(Data items)
_ _ _ _
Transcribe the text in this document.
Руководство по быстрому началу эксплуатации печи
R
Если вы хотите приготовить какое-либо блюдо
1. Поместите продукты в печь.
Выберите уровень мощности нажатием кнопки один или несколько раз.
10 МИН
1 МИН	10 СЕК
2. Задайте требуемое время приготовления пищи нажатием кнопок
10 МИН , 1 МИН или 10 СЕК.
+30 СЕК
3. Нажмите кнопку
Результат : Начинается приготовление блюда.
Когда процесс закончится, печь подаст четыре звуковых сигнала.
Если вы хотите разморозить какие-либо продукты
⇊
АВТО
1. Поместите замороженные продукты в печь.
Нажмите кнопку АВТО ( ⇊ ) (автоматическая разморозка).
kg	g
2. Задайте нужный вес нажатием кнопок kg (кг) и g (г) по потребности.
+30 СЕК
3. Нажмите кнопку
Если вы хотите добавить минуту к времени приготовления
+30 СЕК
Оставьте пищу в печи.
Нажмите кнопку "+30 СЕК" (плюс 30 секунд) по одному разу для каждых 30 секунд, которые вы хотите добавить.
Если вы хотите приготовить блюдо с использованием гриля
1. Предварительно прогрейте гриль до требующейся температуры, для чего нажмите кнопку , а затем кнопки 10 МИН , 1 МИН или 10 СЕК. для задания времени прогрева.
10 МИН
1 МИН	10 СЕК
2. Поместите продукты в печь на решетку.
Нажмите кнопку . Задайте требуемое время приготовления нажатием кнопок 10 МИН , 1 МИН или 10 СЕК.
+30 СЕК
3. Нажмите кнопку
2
_ _ _ _
▸ **What is expected**
Extract each line of the listing above, copying it word for word.

▸ **Solved problem**
Transcribe the text in this document.
Руководство по быстрому началу эксплуатации печи
R
Если вы хотите приготовить какое-либо блюдо
1. Поместите продукты в печь.
Выберите уровень мощности нажатием кнопки один или несколько раз.
10 МИН
1 МИН	10 СЕК
2. Задайте требуемое время приготовления пищи нажатием кнопок
10 МИН , 1 МИН или 10 СЕК.
+30 СЕК
3. Нажмите кнопку
Результат : Начинается приготовление блюда.
Когда процесс закончится, печь подаст четыре звуковых сигнала.
Если вы хотите разморозить какие-либо продукты
⇊
АВТО
1. Поместите замороженные продукты в печь.
Нажмите кнопку АВТО ( ⇊ ) (автоматическая разморозка).
kg	g
2. Задайте нужный вес нажатием кнопок kg (кг) и g (г) по потребности.
+30 СЕК
3. Нажмите кнопку
Если вы хотите добавить минуту к времени приготовления
+30 СЕК
Оставьте пищу в печи.
Нажмите кнопку "+30 СЕК" (плюс 30 секунд) по одному разу для каждых 30 секунд, которые вы хотите добавить.
Если вы хотите приготовить блюдо с использованием гриля
1. Предварительно прогрейте гриль до требующейся температуры, для чего нажмите кнопку , а затем кнопки 10 МИН , 1 МИН или 10 СЕК. для задания времени прогрева.
10 МИН
1 МИН	10 СЕК
2. Поместите продукты в печь на решетку.
Нажмите кнопку . Задайте требуемое время приготовления нажатием кнопок 10 МИН , 1 МИН или 10 СЕК.
+30 СЕК
3. Нажмите кнопку
2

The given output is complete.